--- start Extract to read ---

Google · Filed Nov 20, 2025 · Published May 28, 2026 · verified — real USPTO data

Google Patents a Two-Stage Video Transform That Fakes Large-Block Compression

Google has filed a patent for a video compression trick that gets the quality benefits of large transform blocks without actually having to compute them — by cleverly splitting, transforming, and interleaving the data in two passes.

Google Patent: Approximate Large Transform for Video Coding — figure from US 2026/0149807 A1
FIG. 1A — rendered from the official USPTO publication PDF.
Publication number US 2026/0149807 A1
Applicant GOOGLE LLC
Filing date Nov 20, 2025
Publication date May 28, 2026
Inventors Yunqing Wang, Jingning Han
CPC classification 375/240.02
Grant likelihood Medium
Examiner CENTRAL, DOCKET (Art Unit OPAP)
Status Docketed New Case - Ready for Examination (Mar 6, 2026)
Parent application Claims priority from a provisional application 63724582 (filed 2024-11-25)
Document 20 claims

What Google's two-stage video transform actually does

When your phone or laptop compresses a video, it breaks each frame into blocks and runs a mathematical operation called a transform on each one. Bigger blocks generally produce better compression quality, but they're also much more expensive to compute — think of it like trying to solve a jigsaw puzzle: a 1,000-piece puzzle captures more detail, but takes far longer to assemble.

--- end Extract to read ---

Stated task A
Copy word for word the section of the patent article that begins at the words "Google has filed" and ends after the words "USPTO publication PDF.".

--- start Task material ---

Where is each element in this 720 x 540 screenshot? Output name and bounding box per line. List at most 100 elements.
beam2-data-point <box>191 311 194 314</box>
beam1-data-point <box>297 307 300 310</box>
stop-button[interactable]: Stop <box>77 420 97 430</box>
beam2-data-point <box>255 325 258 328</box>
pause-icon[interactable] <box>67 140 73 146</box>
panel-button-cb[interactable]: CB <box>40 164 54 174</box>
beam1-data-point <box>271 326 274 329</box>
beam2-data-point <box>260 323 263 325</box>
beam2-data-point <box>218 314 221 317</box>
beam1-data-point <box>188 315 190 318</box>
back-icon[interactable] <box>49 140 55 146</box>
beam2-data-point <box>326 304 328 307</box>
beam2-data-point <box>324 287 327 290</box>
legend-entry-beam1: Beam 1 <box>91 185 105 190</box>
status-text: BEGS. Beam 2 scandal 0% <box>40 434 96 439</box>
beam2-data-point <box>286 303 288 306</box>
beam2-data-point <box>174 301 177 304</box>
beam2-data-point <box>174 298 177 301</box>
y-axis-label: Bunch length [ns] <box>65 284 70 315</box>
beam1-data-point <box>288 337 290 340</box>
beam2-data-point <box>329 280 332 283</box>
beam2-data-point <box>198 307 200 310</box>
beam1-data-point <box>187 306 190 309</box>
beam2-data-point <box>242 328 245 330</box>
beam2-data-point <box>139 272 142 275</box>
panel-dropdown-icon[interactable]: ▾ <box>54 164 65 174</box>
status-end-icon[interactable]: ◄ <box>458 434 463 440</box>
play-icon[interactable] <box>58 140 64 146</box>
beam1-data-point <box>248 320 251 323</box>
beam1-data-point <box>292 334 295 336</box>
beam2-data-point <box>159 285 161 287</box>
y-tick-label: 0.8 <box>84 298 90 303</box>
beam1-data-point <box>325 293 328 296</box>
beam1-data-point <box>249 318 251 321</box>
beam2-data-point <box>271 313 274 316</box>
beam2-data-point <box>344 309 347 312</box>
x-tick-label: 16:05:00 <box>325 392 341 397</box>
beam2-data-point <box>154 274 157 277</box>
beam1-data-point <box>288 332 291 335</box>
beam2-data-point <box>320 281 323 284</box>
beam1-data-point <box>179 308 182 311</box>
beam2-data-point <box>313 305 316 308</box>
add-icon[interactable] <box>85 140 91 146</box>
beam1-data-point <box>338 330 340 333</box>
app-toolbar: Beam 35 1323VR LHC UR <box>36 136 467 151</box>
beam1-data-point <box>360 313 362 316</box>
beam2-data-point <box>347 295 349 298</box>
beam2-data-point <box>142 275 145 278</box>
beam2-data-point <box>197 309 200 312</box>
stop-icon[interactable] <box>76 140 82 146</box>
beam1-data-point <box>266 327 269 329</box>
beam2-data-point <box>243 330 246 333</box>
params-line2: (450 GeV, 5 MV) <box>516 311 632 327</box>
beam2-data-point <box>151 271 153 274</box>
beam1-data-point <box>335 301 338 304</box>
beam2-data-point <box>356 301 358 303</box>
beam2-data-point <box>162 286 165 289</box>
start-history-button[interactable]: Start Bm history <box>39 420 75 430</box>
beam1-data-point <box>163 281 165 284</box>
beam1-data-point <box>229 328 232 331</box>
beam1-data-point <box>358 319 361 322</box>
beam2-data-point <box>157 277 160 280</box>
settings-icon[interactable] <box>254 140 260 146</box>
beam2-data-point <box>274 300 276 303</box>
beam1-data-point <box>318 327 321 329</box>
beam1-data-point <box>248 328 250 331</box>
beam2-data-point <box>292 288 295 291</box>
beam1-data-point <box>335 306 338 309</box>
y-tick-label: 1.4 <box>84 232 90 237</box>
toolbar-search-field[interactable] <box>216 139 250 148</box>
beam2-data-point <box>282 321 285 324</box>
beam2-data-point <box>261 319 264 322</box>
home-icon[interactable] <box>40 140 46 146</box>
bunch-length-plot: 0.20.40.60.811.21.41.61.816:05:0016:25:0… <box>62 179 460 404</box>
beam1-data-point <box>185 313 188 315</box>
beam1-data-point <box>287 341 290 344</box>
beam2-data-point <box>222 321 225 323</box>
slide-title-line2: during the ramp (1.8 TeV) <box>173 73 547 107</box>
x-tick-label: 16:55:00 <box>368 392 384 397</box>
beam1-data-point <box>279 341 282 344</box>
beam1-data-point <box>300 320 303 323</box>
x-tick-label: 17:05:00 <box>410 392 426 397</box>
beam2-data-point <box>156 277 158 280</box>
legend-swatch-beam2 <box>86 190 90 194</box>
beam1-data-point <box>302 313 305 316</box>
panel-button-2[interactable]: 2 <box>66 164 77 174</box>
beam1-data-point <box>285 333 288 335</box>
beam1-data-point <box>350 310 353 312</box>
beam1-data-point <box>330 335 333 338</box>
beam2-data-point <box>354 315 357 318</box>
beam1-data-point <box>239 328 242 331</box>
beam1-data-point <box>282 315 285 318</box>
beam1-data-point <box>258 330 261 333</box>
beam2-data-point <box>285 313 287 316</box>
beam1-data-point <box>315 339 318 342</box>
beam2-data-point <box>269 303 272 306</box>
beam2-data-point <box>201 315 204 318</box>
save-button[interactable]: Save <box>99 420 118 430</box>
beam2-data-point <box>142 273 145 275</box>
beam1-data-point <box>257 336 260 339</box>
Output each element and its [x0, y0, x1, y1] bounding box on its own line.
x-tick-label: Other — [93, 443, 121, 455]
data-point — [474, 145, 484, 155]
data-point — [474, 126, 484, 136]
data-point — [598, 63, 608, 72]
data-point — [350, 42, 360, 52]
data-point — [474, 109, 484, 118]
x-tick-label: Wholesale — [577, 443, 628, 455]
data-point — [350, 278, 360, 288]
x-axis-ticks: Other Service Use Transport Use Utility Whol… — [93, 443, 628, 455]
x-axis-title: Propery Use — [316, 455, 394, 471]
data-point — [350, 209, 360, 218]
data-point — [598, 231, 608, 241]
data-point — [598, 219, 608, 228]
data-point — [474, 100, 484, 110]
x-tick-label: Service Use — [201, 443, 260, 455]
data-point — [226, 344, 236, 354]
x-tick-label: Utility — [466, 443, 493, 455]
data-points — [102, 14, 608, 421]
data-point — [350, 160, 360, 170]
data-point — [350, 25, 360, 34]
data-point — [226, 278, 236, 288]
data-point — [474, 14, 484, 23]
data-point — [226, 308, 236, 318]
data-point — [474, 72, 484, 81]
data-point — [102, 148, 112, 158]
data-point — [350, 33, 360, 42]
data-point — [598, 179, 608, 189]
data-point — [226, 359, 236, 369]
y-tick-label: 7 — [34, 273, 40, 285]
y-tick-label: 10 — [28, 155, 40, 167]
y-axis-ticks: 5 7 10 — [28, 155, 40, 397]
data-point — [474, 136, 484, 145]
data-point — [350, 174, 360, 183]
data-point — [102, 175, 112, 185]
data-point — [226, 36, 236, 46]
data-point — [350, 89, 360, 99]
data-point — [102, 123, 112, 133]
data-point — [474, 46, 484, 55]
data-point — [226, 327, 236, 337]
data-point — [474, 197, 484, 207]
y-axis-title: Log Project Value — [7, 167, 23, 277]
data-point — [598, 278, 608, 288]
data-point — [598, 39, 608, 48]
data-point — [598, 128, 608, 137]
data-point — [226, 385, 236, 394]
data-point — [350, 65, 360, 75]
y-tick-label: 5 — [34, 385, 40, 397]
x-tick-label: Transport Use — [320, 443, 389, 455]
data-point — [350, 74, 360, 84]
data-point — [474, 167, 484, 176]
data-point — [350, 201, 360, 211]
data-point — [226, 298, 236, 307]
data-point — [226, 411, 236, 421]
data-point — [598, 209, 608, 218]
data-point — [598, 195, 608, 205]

--- end Task material ---

Stated task B
Write out, unchanged, the lines of the listing from its first line through the line that contains "pause-icon[interactable] <box>67 140", including both.

Written answer A
Google has filed a patent for a video compression trick that gets the quality benefits of large transform blocks without actually having to compute them — by cleverly splitting, transforming, and interleaving the data in two passes.

Google Patent: Approximate Large Transform for Video Coding — figure from US 2026/0149807 A1
FIG. 1A — rendered from the official USPTO publication PDF.

Written answer B
Where is each element in this 720 x 540 screenshot? Output name and bounding box per line. List at most 100 elements.
beam2-data-point <box>191 311 194 314</box>
beam1-data-point <box>297 307 300 310</box>
stop-button[interactable]: Stop <box>77 420 97 430</box>
beam2-data-point <box>255 325 258 328</box>
pause-icon[interactable] <box>67 140 73 146</box>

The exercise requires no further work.